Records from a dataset
┌────────

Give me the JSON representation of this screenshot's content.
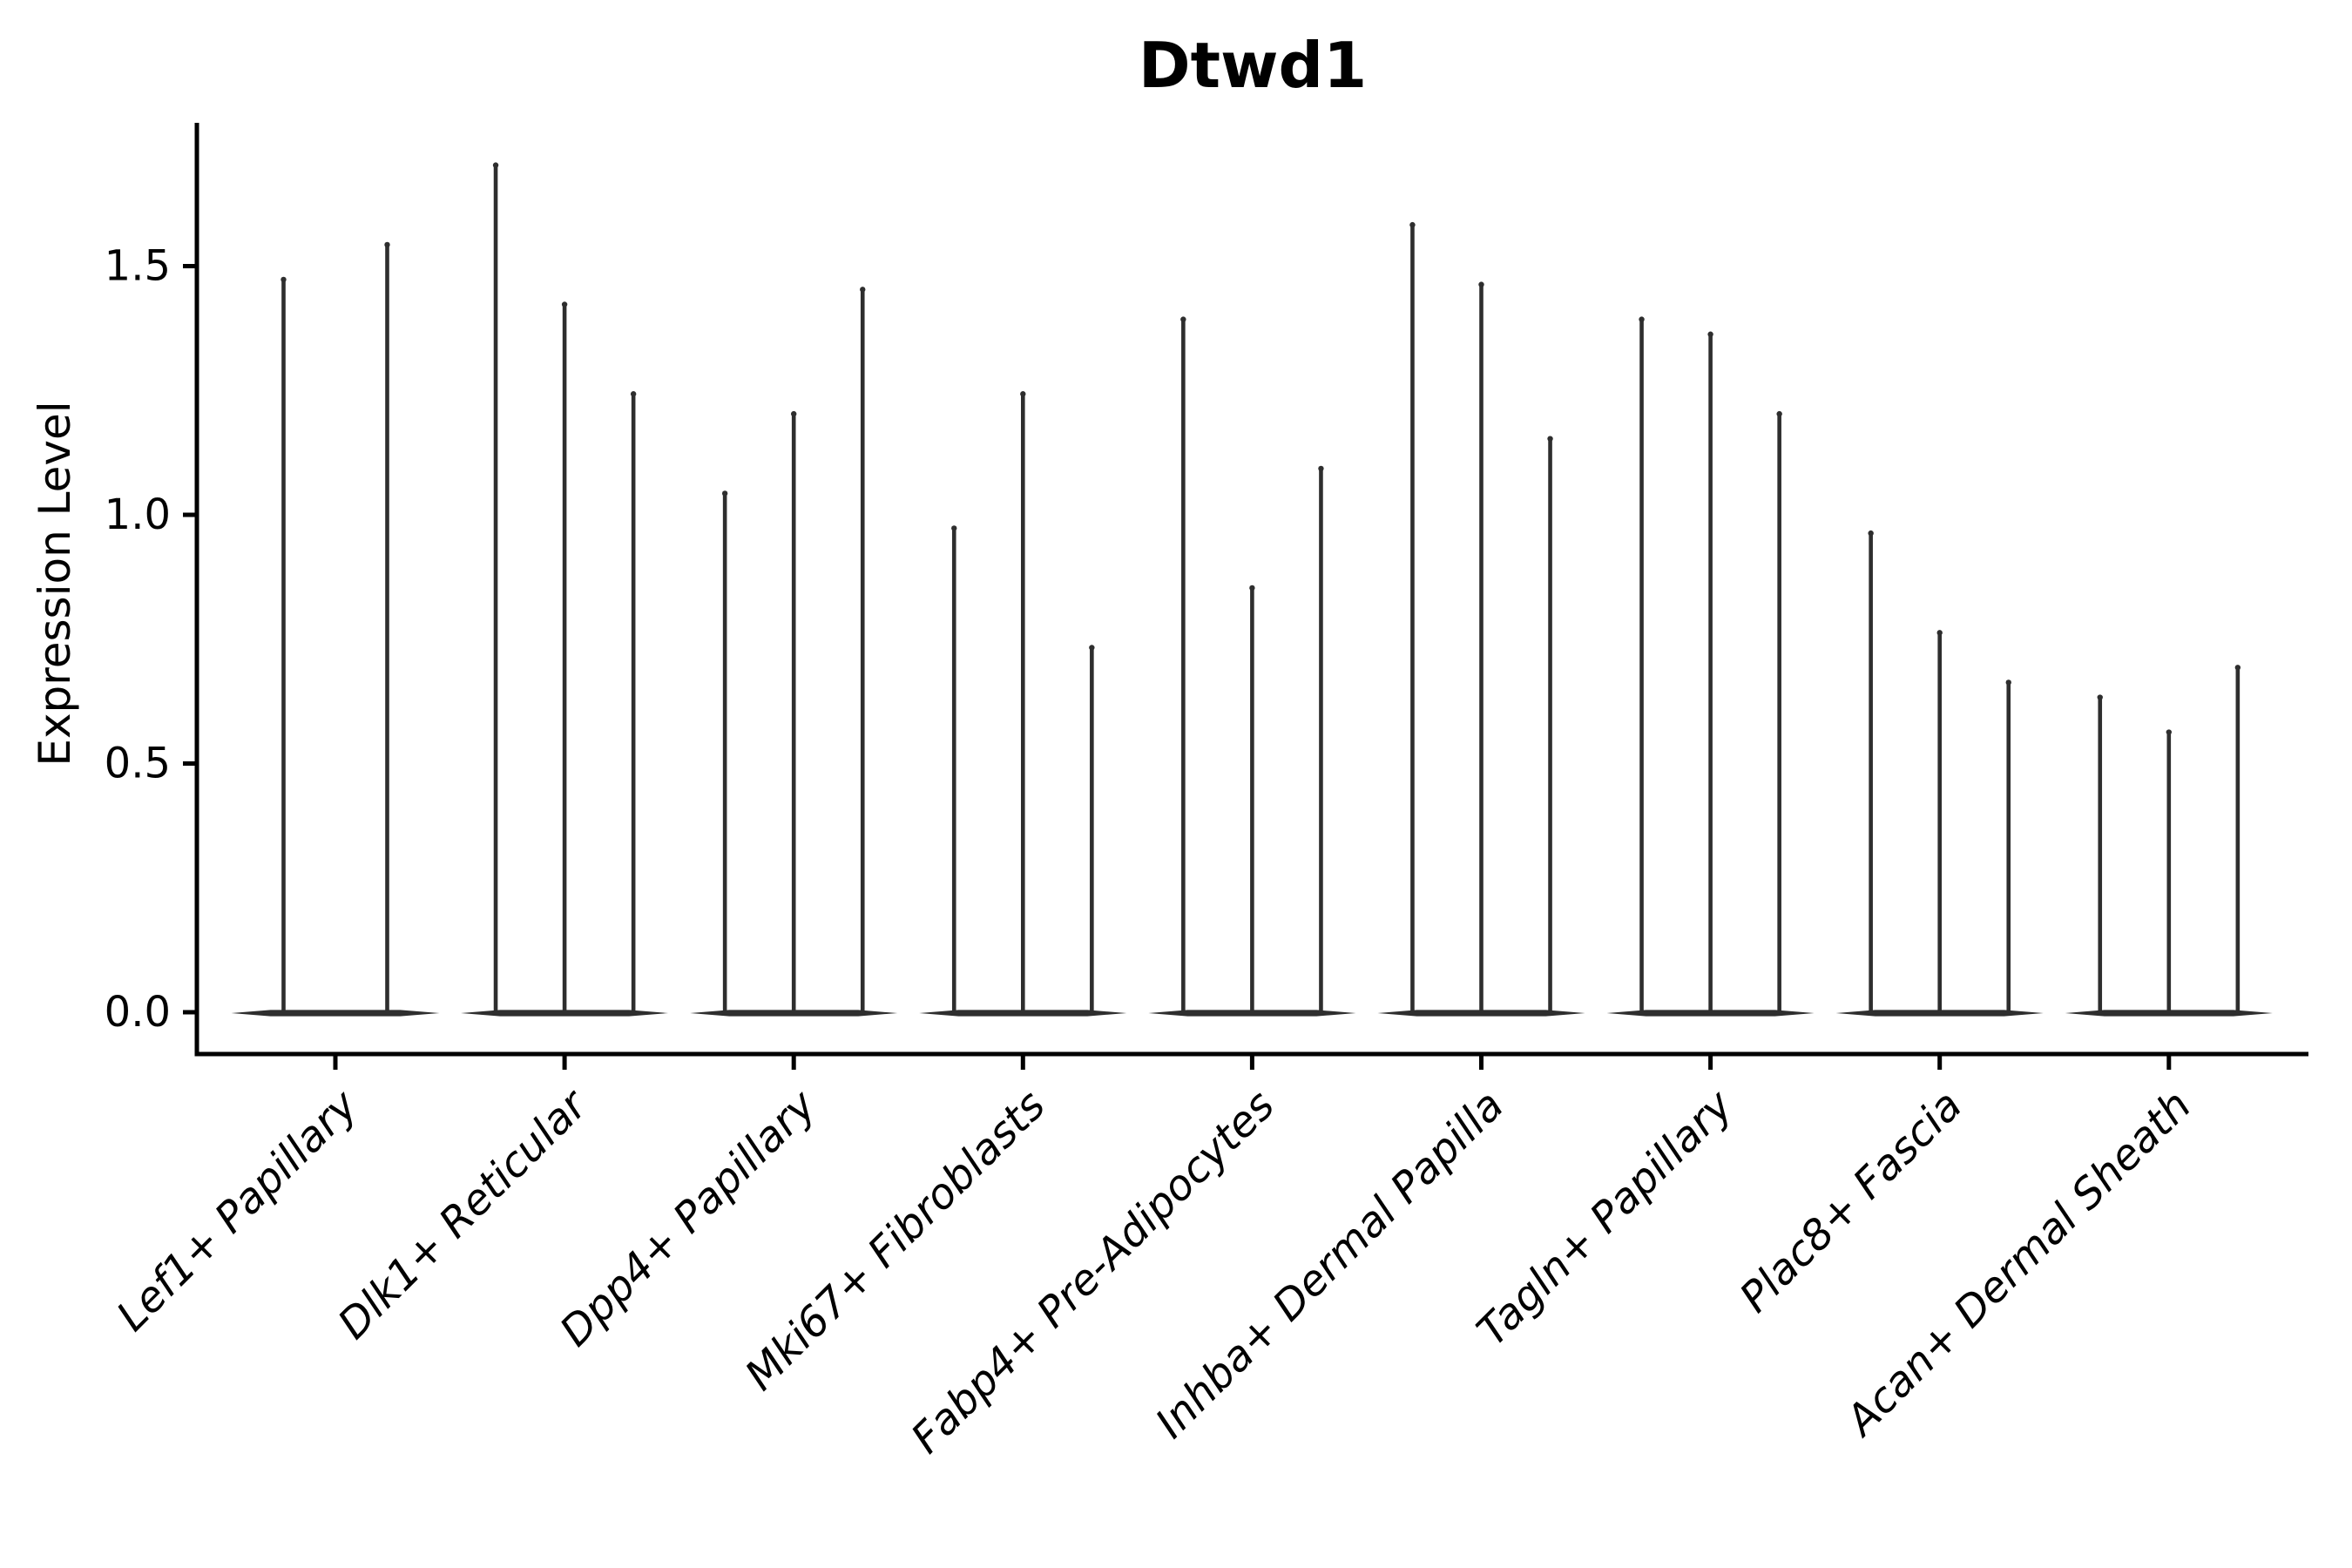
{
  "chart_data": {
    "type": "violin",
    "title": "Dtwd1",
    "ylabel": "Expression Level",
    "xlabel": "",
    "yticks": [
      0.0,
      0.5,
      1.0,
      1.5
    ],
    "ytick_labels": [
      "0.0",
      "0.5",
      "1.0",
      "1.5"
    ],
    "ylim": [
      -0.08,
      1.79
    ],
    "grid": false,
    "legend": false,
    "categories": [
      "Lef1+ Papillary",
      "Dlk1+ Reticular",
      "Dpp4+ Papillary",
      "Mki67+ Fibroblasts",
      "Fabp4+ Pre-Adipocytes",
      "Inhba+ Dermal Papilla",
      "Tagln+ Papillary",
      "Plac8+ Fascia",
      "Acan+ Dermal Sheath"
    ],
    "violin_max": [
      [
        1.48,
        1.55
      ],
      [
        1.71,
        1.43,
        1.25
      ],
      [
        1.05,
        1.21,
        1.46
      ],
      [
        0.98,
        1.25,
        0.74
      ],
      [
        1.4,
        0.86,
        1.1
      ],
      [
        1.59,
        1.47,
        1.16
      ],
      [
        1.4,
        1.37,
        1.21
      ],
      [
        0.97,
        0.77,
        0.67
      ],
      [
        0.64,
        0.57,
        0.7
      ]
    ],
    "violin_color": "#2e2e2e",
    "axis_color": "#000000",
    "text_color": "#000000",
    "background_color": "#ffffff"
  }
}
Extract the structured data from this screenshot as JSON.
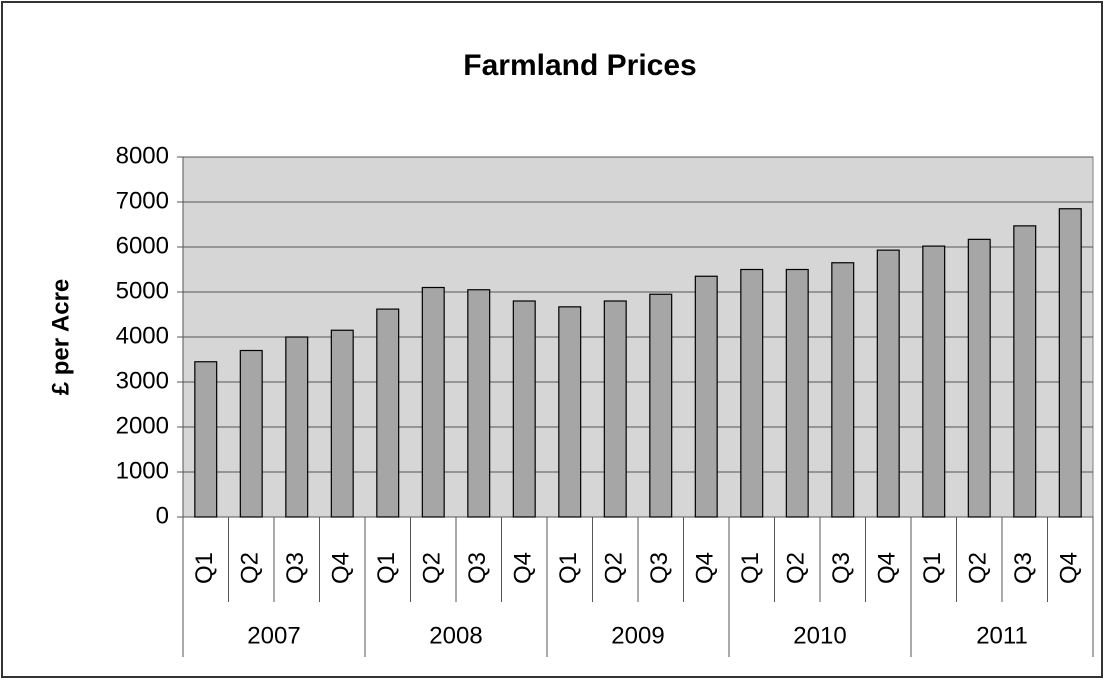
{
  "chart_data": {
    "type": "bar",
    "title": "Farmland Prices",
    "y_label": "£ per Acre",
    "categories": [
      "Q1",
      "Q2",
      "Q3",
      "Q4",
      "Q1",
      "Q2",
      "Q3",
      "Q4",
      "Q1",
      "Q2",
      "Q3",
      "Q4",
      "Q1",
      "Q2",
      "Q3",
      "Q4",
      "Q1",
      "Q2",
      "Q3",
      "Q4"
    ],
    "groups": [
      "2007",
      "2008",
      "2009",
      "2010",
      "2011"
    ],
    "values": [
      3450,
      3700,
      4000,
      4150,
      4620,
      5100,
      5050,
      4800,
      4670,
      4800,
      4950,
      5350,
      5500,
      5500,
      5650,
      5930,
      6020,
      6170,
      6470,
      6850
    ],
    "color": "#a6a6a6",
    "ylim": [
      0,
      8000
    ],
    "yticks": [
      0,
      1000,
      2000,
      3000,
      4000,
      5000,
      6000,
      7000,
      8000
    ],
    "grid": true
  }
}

└────────

● Objective:
Show the lines from the data above that contain the string "JSON".

● Output:
Give me the JSON representation of this screenshot's content.
Extract the structured data from this screenshot as JSON.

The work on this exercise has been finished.